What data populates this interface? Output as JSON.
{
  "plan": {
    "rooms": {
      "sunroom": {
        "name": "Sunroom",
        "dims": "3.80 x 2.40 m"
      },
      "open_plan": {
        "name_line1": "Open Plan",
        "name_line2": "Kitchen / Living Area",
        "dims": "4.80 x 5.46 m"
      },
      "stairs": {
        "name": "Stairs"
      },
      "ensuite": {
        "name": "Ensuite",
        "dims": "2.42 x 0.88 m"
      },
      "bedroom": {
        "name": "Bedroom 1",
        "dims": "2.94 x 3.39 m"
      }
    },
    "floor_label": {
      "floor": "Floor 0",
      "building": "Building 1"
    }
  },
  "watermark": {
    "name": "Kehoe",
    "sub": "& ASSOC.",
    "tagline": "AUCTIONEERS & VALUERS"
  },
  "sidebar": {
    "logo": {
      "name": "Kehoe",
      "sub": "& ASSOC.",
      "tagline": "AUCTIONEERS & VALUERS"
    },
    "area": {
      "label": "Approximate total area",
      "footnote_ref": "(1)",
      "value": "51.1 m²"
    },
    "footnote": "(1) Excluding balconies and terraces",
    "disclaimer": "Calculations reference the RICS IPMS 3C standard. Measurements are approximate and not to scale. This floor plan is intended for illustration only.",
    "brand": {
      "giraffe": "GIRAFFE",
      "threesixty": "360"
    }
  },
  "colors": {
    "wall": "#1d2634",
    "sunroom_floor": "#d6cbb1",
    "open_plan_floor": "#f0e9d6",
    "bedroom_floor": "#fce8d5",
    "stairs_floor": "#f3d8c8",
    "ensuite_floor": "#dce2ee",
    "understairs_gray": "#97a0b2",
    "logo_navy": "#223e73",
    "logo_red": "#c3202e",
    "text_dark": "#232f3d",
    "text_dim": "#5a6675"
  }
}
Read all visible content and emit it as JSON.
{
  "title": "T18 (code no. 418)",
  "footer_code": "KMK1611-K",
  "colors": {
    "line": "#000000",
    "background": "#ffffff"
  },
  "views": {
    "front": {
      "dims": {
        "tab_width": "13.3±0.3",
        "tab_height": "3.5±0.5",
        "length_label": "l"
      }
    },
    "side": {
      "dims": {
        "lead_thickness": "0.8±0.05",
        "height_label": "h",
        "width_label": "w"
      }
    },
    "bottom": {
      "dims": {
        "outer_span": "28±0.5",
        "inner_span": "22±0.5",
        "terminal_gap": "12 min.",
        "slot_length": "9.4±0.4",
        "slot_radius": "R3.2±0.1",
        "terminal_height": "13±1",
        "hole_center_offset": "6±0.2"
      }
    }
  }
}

# # # # # # #

* Do this *
Make a verbatim copy of every entry shown above.

* Written solution *
What data populates this interface? Output as JSON.
{
  "plan": {
    "rooms": {
      "sunroom": {
        "name": "Sunroom",
        "dims": "3.80 x 2.40 m"
      },
      "open_plan": {
        "name_line1": "Open Plan",
        "name_line2": "Kitchen / Living Area",
        "dims": "4.80 x 5.46 m"
      },
      "stairs": {
        "name": "Stairs"
      },
      "ensuite": {
        "name": "Ensuite",
        "dims": "2.42 x 0.88 m"
      },
      "bedroom": {
        "name": "Bedroom 1",
        "dims": "2.94 x 3.39 m"
      }
    },
    "floor_label": {
      "floor": "Floor 0",
      "building": "Building 1"
    }
  },
  "watermark": {
    "name": "Kehoe",
    "sub": "& ASSOC.",
    "tagline": "AUCTIONEERS & VALUERS"
  },
  "sidebar": {
    "logo": {
      "name": "Kehoe",
      "sub": "& ASSOC.",
      "tagline": "AUCTIONEERS & VALUERS"
    },
    "area": {
      "label": "Approximate total area",
      "footnote_ref": "(1)",
      "value": "51.1 m²"
    },
    "footnote": "(1) Excluding balconies and terraces",
    "disclaimer": "Calculations reference the RICS IPMS 3C standard. Measurements are approximate and not to scale. This floor plan is intended for illustration only.",
    "brand": {
      "giraffe": "GIRAFFE",
      "threesixty": "360"
    }
  },
  "colors": {
    "wall": "#1d2634",
    "sunroom_floor": "#d6cbb1",
    "open_plan_floor": "#f0e9d6",
    "bedroom_floor": "#fce8d5",
    "stairs_floor": "#f3d8c8",
    "ensuite_floor": "#dce2ee",
    "understairs_gray": "#97a0b2",
    "logo_navy": "#223e73",
    "logo_red": "#c3202e",
    "text_dark": "#232f3d",
    "text_dim": "#5a6675"
  }
}
Read all visible content and emit it as JSON.
{
  "title": "T18 (code no. 418)",
  "footer_code": "KMK1611-K",
  "colors": {
    "line": "#000000",
    "background": "#ffffff"
  },
  "views": {
    "front": {
      "dims": {
        "tab_width": "13.3±0.3",
        "tab_height": "3.5±0.5",
        "length_label": "l"
      }
    },
    "side": {
      "dims": {
        "lead_thickness": "0.8±0.05",
        "height_label": "h",
        "width_label": "w"
      }
    },
    "bottom": {
      "dims": {
        "outer_span": "28±0.5",
        "inner_span": "22±0.5",
        "terminal_gap": "12 min.",
        "slot_length": "9.4±0.4",
        "slot_radius": "R3.2±0.1",
        "terminal_height": "13±1",
        "hole_center_offset": "6±0.2"
      }
    }
  }
}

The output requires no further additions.